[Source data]
BEGIN

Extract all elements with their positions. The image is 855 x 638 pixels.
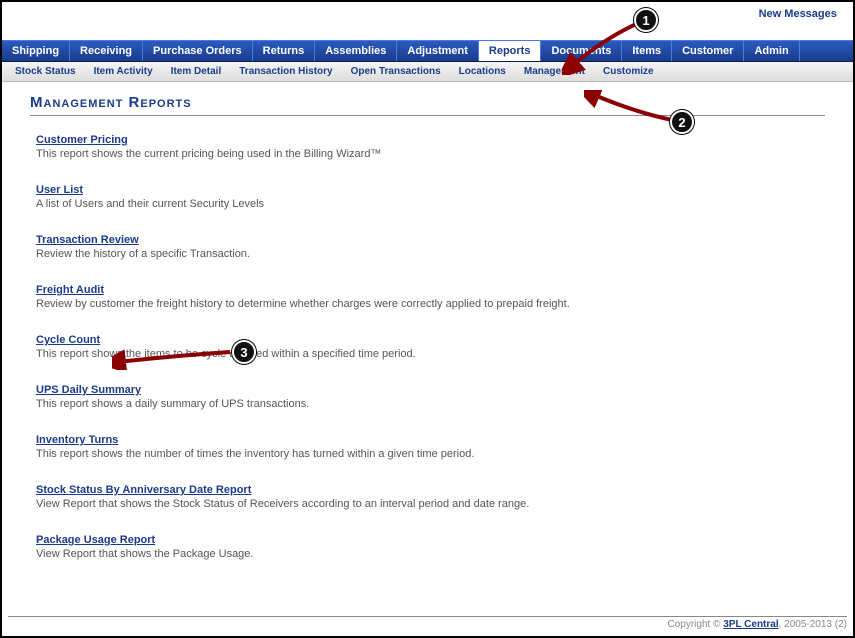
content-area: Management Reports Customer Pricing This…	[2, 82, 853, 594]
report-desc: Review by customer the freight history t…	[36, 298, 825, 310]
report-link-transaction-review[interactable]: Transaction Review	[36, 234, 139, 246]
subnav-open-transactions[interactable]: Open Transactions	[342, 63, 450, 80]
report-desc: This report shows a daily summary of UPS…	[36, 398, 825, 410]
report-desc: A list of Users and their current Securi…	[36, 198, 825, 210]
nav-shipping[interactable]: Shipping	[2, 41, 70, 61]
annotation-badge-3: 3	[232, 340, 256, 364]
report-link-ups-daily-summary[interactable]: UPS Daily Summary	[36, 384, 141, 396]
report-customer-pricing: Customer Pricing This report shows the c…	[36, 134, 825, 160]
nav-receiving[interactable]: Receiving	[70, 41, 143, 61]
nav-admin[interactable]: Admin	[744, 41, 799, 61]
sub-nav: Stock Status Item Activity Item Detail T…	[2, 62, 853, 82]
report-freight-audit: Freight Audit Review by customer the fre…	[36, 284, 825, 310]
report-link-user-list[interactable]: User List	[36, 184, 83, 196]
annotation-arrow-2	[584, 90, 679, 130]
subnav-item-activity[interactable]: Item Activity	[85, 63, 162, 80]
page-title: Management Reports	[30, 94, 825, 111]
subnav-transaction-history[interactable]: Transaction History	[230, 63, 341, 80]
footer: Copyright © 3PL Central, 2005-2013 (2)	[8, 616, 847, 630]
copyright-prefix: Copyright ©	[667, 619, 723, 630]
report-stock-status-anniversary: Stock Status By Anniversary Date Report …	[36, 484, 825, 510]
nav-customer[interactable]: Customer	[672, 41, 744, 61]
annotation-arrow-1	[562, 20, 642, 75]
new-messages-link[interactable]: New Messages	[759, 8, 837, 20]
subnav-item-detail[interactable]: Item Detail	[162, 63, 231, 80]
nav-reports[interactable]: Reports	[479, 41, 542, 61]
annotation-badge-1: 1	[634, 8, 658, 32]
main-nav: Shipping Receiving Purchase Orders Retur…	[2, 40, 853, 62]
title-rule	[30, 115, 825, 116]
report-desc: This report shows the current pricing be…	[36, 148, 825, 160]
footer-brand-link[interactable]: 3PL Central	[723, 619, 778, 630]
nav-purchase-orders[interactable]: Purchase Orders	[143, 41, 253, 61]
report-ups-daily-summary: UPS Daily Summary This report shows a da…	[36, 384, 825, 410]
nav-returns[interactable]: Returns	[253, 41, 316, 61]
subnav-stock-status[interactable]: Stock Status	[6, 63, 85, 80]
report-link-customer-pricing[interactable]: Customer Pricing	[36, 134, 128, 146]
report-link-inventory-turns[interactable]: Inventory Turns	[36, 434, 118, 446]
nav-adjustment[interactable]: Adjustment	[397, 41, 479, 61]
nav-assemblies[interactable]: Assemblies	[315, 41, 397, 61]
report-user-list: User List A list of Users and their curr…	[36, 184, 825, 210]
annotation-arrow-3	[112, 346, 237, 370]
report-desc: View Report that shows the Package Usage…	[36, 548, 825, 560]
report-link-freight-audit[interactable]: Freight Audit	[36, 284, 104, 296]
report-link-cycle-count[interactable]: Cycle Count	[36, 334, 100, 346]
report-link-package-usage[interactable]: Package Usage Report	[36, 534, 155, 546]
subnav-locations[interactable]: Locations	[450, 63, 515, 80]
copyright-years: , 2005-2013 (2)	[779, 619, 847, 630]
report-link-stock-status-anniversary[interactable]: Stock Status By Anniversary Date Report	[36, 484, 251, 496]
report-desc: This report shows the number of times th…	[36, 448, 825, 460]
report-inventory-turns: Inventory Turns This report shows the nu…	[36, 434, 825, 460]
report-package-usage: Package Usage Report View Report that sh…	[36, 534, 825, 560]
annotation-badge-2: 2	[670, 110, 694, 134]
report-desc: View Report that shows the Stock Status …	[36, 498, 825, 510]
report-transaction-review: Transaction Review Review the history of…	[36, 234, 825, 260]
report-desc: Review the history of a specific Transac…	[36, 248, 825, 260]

END

Instruction: Present every line of the records above as a numbered list, skipping blank lines and leaving out the pictures.

Task response:
1. Extract all elements with their positions. The image is 855 x 638 pixels.
2. content-area: Management Reports Customer Pricing This…	[2, 82, 853, 594]
3. report-desc: Review by customer the freight history t…	[36, 298, 825, 310]
4. report-link-transaction-review[interactable]: Transaction Review	[36, 234, 139, 246]
5. subnav-open-transactions[interactable]: Open Transactions	[342, 63, 450, 80]
6. report-desc: This report shows a daily summary of UPS…	[36, 398, 825, 410]
7. report-desc: A list of Users and their current Securi…	[36, 198, 825, 210]
8. nav-shipping[interactable]: Shipping	[2, 41, 70, 61]
9. annotation-badge-3: 3	[232, 340, 256, 364]
10. report-link-ups-daily-summary[interactable]: UPS Daily Summary	[36, 384, 141, 396]
11. report-customer-pricing: Customer Pricing This report shows the c…	[36, 134, 825, 160]
12. nav-receiving[interactable]: Receiving	[70, 41, 143, 61]
13. nav-admin[interactable]: Admin	[744, 41, 799, 61]
14. sub-nav: Stock Status Item Activity Item Detail T…	[2, 62, 853, 82]
15. report-freight-audit: Freight Audit Review by customer the fre…	[36, 284, 825, 310]
16. report-link-user-list[interactable]: User List	[36, 184, 83, 196]
17. annotation-arrow-2	[584, 90, 679, 130]
18. subnav-item-activity[interactable]: Item Activity	[85, 63, 162, 80]
19. page-title: Management Reports	[30, 94, 825, 111]
20. subnav-transaction-history[interactable]: Transaction History	[230, 63, 341, 80]
21. footer: Copyright © 3PL Central, 2005-2013 (2)	[8, 616, 847, 630]
22. copyright-prefix: Copyright ©	[667, 619, 723, 630]
23. report-stock-status-anniversary: Stock Status By Anniversary Date Report …	[36, 484, 825, 510]
24. nav-customer[interactable]: Customer	[672, 41, 744, 61]
25. annotation-arrow-1	[562, 20, 642, 75]
26. new-messages-link[interactable]: New Messages	[759, 8, 837, 20]
27. subnav-item-detail[interactable]: Item Detail	[162, 63, 231, 80]
28. nav-reports[interactable]: Reports	[479, 41, 542, 61]
29. annotation-badge-1: 1	[634, 8, 658, 32]
30. main-nav: Shipping Receiving Purchase Orders Retur…	[2, 40, 853, 62]
31. title-rule	[30, 115, 825, 116]
32. report-desc: This report shows the current pricing be…	[36, 148, 825, 160]
33. footer-brand-link[interactable]: 3PL Central	[723, 619, 778, 630]
34. nav-purchase-orders[interactable]: Purchase Orders	[143, 41, 253, 61]
35. report-ups-daily-summary: UPS Daily Summary This report shows a da…	[36, 384, 825, 410]
36. nav-returns[interactable]: Returns	[253, 41, 316, 61]
37. subnav-stock-status[interactable]: Stock Status	[6, 63, 85, 80]
38. report-link-customer-pricing[interactable]: Customer Pricing	[36, 134, 128, 146]
39. report-link-inventory-turns[interactable]: Inventory Turns	[36, 434, 118, 446]
40. nav-adjustment[interactable]: Adjustment	[397, 41, 479, 61]
41. nav-assemblies[interactable]: Assemblies	[315, 41, 397, 61]
42. report-user-list: User List A list of Users and their curr…	[36, 184, 825, 210]
43. annotation-arrow-3	[112, 346, 237, 370]
44. report-desc: View Report that shows the Package Usage…	[36, 548, 825, 560]
45. report-link-freight-audit[interactable]: Freight Audit	[36, 284, 104, 296]
46. report-link-cycle-count[interactable]: Cycle Count	[36, 334, 100, 346]
47. report-link-package-usage[interactable]: Package Usage Report	[36, 534, 155, 546]
48. subnav-locations[interactable]: Locations	[450, 63, 515, 80]
49. copyright-years: , 2005-2013 (2)	[779, 619, 847, 630]
50. report-link-stock-status-anniversary[interactable]: Stock Status By Anniversary Date Report	[36, 484, 251, 496]
51. report-desc: This report shows the number of times th…	[36, 448, 825, 460]
52. report-inventory-turns: Inventory Turns This report shows the nu…	[36, 434, 825, 460]
53. report-package-usage: Package Usage Report View Report that sh…	[36, 534, 825, 560]
54. annotation-badge-2: 2	[670, 110, 694, 134]
55. report-desc: View Report that shows the Stock Status …	[36, 498, 825, 510]
56. report-transaction-review: Transaction Review Review the history of…	[36, 234, 825, 260]
57. report-desc: Review the history of a specific Transac…	[36, 248, 825, 260]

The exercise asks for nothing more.